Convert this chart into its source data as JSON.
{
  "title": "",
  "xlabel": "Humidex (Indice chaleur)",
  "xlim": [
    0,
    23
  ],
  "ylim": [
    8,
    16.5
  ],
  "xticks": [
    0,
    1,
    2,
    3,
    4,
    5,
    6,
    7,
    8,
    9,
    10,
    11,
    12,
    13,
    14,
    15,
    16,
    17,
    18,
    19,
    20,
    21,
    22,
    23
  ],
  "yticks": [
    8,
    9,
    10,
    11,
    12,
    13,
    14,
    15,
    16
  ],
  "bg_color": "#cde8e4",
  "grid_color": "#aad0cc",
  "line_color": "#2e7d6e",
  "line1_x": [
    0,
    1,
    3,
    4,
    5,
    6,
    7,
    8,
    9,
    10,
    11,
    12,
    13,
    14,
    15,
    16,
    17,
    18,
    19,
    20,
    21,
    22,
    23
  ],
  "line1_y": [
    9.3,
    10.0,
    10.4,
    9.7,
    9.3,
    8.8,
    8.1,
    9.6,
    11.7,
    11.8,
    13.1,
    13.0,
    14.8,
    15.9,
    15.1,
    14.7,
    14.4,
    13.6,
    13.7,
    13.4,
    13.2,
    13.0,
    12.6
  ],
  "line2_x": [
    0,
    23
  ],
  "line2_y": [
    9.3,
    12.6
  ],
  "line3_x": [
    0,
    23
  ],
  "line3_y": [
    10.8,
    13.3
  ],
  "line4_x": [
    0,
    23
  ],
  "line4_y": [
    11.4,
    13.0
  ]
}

• _Given instruction_: Please quote the records above exactly, without skipping a line.

• _Complete answer_:
Convert this chart into its source data as JSON.
{
  "title": "",
  "xlabel": "Humidex (Indice chaleur)",
  "xlim": [
    0,
    23
  ],
  "ylim": [
    8,
    16.5
  ],
  "xticks": [
    0,
    1,
    2,
    3,
    4,
    5,
    6,
    7,
    8,
    9,
    10,
    11,
    12,
    13,
    14,
    15,
    16,
    17,
    18,
    19,
    20,
    21,
    22,
    23
  ],
  "yticks": [
    8,
    9,
    10,
    11,
    12,
    13,
    14,
    15,
    16
  ],
  "bg_color": "#cde8e4",
  "grid_color": "#aad0cc",
  "line_color": "#2e7d6e",
  "line1_x": [
    0,
    1,
    3,
    4,
    5,
    6,
    7,
    8,
    9,
    10,
    11,
    12,
    13,
    14,
    15,
    16,
    17,
    18,
    19,
    20,
    21,
    22,
    23
  ],
  "line1_y": [
    9.3,
    10.0,
    10.4,
    9.7,
    9.3,
    8.8,
    8.1,
    9.6,
    11.7,
    11.8,
    13.1,
    13.0,
    14.8,
    15.9,
    15.1,
    14.7,
    14.4,
    13.6,
    13.7,
    13.4,
    13.2,
    13.0,
    12.6
  ],
  "line2_x": [
    0,
    23
  ],
  "line2_y": [
    9.3,
    12.6
  ],
  "line3_x": [
    0,
    23
  ],
  "line3_y": [
    10.8,
    13.3
  ],
  "line4_x": [
    0,
    23
  ],
  "line4_y": [
    11.4,
    13.0
  ]
}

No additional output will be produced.